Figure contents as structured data

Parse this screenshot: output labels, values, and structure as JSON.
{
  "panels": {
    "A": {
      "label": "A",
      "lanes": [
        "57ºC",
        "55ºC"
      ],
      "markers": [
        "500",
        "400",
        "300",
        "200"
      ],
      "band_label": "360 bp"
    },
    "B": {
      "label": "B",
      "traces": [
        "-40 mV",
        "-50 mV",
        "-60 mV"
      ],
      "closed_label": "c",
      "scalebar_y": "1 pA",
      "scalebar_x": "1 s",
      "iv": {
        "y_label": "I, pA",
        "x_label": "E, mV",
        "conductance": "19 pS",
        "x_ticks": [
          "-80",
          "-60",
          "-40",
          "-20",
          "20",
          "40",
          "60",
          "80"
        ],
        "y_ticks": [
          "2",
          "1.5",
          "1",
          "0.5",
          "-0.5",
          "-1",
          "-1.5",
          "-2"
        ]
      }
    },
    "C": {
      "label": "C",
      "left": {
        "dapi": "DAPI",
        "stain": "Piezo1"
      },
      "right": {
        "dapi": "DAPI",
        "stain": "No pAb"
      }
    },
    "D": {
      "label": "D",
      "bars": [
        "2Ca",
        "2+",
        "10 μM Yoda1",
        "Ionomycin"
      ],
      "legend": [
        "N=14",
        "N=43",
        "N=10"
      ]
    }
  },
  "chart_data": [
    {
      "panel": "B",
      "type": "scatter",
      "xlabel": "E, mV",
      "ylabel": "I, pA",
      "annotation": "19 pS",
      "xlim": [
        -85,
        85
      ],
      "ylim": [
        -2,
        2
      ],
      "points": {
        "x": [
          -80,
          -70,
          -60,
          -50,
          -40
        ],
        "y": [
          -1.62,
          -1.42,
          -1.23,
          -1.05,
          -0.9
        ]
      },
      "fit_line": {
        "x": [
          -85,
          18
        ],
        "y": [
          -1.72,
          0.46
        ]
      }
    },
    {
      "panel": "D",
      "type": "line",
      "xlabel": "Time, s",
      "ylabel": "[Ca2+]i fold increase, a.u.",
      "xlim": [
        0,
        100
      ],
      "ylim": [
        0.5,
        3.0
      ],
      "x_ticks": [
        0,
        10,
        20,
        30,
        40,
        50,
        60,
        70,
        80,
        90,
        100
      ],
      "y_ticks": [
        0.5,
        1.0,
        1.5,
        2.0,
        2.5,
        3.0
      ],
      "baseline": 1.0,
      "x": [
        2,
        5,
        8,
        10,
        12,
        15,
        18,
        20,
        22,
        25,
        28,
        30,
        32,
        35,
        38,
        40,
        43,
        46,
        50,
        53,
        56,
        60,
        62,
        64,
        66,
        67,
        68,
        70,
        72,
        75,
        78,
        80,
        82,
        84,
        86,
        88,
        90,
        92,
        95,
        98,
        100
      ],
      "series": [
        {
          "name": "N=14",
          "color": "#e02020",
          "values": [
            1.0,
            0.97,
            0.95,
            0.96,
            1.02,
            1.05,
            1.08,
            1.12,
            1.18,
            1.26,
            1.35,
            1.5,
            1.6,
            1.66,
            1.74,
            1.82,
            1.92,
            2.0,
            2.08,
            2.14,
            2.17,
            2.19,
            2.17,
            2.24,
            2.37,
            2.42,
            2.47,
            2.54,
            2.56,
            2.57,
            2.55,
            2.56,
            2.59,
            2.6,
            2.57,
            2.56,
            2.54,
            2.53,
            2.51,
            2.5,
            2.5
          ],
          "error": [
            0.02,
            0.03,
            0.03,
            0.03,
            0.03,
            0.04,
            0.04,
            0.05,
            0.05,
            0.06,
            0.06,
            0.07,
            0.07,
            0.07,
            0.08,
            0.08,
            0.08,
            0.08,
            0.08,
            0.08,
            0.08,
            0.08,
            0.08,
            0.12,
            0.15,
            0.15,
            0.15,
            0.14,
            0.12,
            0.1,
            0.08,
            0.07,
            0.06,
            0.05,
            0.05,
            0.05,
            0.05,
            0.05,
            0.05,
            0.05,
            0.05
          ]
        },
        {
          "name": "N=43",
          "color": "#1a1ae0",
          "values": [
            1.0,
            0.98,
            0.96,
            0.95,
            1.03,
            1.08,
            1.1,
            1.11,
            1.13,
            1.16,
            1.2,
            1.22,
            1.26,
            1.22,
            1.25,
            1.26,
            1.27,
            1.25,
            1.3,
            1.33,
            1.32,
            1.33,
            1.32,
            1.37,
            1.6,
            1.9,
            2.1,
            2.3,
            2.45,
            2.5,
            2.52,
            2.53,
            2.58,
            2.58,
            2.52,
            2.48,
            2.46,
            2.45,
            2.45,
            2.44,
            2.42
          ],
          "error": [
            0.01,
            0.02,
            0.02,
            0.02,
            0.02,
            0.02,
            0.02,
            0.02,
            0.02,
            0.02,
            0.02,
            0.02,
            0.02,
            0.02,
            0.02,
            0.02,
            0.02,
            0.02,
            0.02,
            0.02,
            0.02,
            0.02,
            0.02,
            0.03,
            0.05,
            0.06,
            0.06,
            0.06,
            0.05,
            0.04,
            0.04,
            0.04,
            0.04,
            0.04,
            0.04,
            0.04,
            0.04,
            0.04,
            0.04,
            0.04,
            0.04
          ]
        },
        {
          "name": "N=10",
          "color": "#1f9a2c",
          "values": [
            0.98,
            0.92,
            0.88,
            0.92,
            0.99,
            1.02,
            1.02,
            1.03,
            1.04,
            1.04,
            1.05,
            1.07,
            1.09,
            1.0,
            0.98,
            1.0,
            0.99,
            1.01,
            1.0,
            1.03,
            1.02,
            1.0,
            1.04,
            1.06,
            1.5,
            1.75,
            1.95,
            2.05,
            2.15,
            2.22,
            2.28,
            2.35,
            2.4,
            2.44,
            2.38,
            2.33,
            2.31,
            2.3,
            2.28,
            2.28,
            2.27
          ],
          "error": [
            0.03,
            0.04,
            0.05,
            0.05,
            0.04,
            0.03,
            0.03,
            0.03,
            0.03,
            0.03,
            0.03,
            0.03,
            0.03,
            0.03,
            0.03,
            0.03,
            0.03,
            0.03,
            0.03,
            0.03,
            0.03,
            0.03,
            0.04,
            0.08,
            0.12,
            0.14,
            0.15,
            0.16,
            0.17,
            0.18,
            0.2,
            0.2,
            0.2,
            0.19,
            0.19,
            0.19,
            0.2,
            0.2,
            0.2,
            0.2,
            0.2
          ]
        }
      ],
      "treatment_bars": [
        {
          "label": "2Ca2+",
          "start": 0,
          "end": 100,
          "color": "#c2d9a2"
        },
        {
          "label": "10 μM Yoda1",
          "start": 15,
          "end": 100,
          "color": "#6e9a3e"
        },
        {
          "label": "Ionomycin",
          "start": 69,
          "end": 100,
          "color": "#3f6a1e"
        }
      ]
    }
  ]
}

Exercise goal: Write out the entries above once more, without altering anything.

The completed task:
Parse this screenshot: output labels, values, and structure as JSON.
{
  "panels": {
    "A": {
      "label": "A",
      "lanes": [
        "57ºC",
        "55ºC"
      ],
      "markers": [
        "500",
        "400",
        "300",
        "200"
      ],
      "band_label": "360 bp"
    },
    "B": {
      "label": "B",
      "traces": [
        "-40 mV",
        "-50 mV",
        "-60 mV"
      ],
      "closed_label": "c",
      "scalebar_y": "1 pA",
      "scalebar_x": "1 s",
      "iv": {
        "y_label": "I, pA",
        "x_label": "E, mV",
        "conductance": "19 pS",
        "x_ticks": [
          "-80",
          "-60",
          "-40",
          "-20",
          "20",
          "40",
          "60",
          "80"
        ],
        "y_ticks": [
          "2",
          "1.5",
          "1",
          "0.5",
          "-0.5",
          "-1",
          "-1.5",
          "-2"
        ]
      }
    },
    "C": {
      "label": "C",
      "left": {
        "dapi": "DAPI",
        "stain": "Piezo1"
      },
      "right": {
        "dapi": "DAPI",
        "stain": "No pAb"
      }
    },
    "D": {
      "label": "D",
      "bars": [
        "2Ca",
        "2+",
        "10 μM Yoda1",
        "Ionomycin"
      ],
      "legend": [
        "N=14",
        "N=43",
        "N=10"
      ]
    }
  },
  "chart_data": [
    {
      "panel": "B",
      "type": "scatter",
      "xlabel": "E, mV",
      "ylabel": "I, pA",
      "annotation": "19 pS",
      "xlim": [
        -85,
        85
      ],
      "ylim": [
        -2,
        2
      ],
      "points": {
        "x": [
          -80,
          -70,
          -60,
          -50,
          -40
        ],
        "y": [
          -1.62,
          -1.42,
          -1.23,
          -1.05,
          -0.9
        ]
      },
      "fit_line": {
        "x": [
          -85,
          18
        ],
        "y": [
          -1.72,
          0.46
        ]
      }
    },
    {
      "panel": "D",
      "type": "line",
      "xlabel": "Time, s",
      "ylabel": "[Ca2+]i fold increase, a.u.",
      "xlim": [
        0,
        100
      ],
      "ylim": [
        0.5,
        3.0
      ],
      "x_ticks": [
        0,
        10,
        20,
        30,
        40,
        50,
        60,
        70,
        80,
        90,
        100
      ],
      "y_ticks": [
        0.5,
        1.0,
        1.5,
        2.0,
        2.5,
        3.0
      ],
      "baseline": 1.0,
      "x": [
        2,
        5,
        8,
        10,
        12,
        15,
        18,
        20,
        22,
        25,
        28,
        30,
        32,
        35,
        38,
        40,
        43,
        46,
        50,
        53,
        56,
        60,
        62,
        64,
        66,
        67,
        68,
        70,
        72,
        75,
        78,
        80,
        82,
        84,
        86,
        88,
        90,
        92,
        95,
        98,
        100
      ],
      "series": [
        {
          "name": "N=14",
          "color": "#e02020",
          "values": [
            1.0,
            0.97,
            0.95,
            0.96,
            1.02,
            1.05,
            1.08,
            1.12,
            1.18,
            1.26,
            1.35,
            1.5,
            1.6,
            1.66,
            1.74,
            1.82,
            1.92,
            2.0,
            2.08,
            2.14,
            2.17,
            2.19,
            2.17,
            2.24,
            2.37,
            2.42,
            2.47,
            2.54,
            2.56,
            2.57,
            2.55,
            2.56,
            2.59,
            2.6,
            2.57,
            2.56,
            2.54,
            2.53,
            2.51,
            2.5,
            2.5
          ],
          "error": [
            0.02,
            0.03,
            0.03,
            0.03,
            0.03,
            0.04,
            0.04,
            0.05,
            0.05,
            0.06,
            0.06,
            0.07,
            0.07,
            0.07,
            0.08,
            0.08,
            0.08,
            0.08,
            0.08,
            0.08,
            0.08,
            0.08,
            0.08,
            0.12,
            0.15,
            0.15,
            0.15,
            0.14,
            0.12,
            0.1,
            0.08,
            0.07,
            0.06,
            0.05,
            0.05,
            0.05,
            0.05,
            0.05,
            0.05,
            0.05,
            0.05
          ]
        },
        {
          "name": "N=43",
          "color": "#1a1ae0",
          "values": [
            1.0,
            0.98,
            0.96,
            0.95,
            1.03,
            1.08,
            1.1,
            1.11,
            1.13,
            1.16,
            1.2,
            1.22,
            1.26,
            1.22,
            1.25,
            1.26,
            1.27,
            1.25,
            1.3,
            1.33,
            1.32,
            1.33,
            1.32,
            1.37,
            1.6,
            1.9,
            2.1,
            2.3,
            2.45,
            2.5,
            2.52,
            2.53,
            2.58,
            2.58,
            2.52,
            2.48,
            2.46,
            2.45,
            2.45,
            2.44,
            2.42
          ],
          "error": [
            0.01,
            0.02,
            0.02,
            0.02,
            0.02,
            0.02,
            0.02,
            0.02,
            0.02,
            0.02,
            0.02,
            0.02,
            0.02,
            0.02,
            0.02,
            0.02,
            0.02,
            0.02,
            0.02,
            0.02,
            0.02,
            0.02,
            0.02,
            0.03,
            0.05,
            0.06,
            0.06,
            0.06,
            0.05,
            0.04,
            0.04,
            0.04,
            0.04,
            0.04,
            0.04,
            0.04,
            0.04,
            0.04,
            0.04,
            0.04,
            0.04
          ]
        },
        {
          "name": "N=10",
          "color": "#1f9a2c",
          "values": [
            0.98,
            0.92,
            0.88,
            0.92,
            0.99,
            1.02,
            1.02,
            1.03,
            1.04,
            1.04,
            1.05,
            1.07,
            1.09,
            1.0,
            0.98,
            1.0,
            0.99,
            1.01,
            1.0,
            1.03,
            1.02,
            1.0,
            1.04,
            1.06,
            1.5,
            1.75,
            1.95,
            2.05,
            2.15,
            2.22,
            2.28,
            2.35,
            2.4,
            2.44,
            2.38,
            2.33,
            2.31,
            2.3,
            2.28,
            2.28,
            2.27
          ],
          "error": [
            0.03,
            0.04,
            0.05,
            0.05,
            0.04,
            0.03,
            0.03,
            0.03,
            0.03,
            0.03,
            0.03,
            0.03,
            0.03,
            0.03,
            0.03,
            0.03,
            0.03,
            0.03,
            0.03,
            0.03,
            0.03,
            0.03,
            0.04,
            0.08,
            0.12,
            0.14,
            0.15,
            0.16,
            0.17,
            0.18,
            0.2,
            0.2,
            0.2,
            0.19,
            0.19,
            0.19,
            0.2,
            0.2,
            0.2,
            0.2,
            0.2
          ]
        }
      ],
      "treatment_bars": [
        {
          "label": "2Ca2+",
          "start": 0,
          "end": 100,
          "color": "#c2d9a2"
        },
        {
          "label": "10 μM Yoda1",
          "start": 15,
          "end": 100,
          "color": "#6e9a3e"
        },
        {
          "label": "Ionomycin",
          "start": 69,
          "end": 100,
          "color": "#3f6a1e"
        }
      ]
    }
  ]
}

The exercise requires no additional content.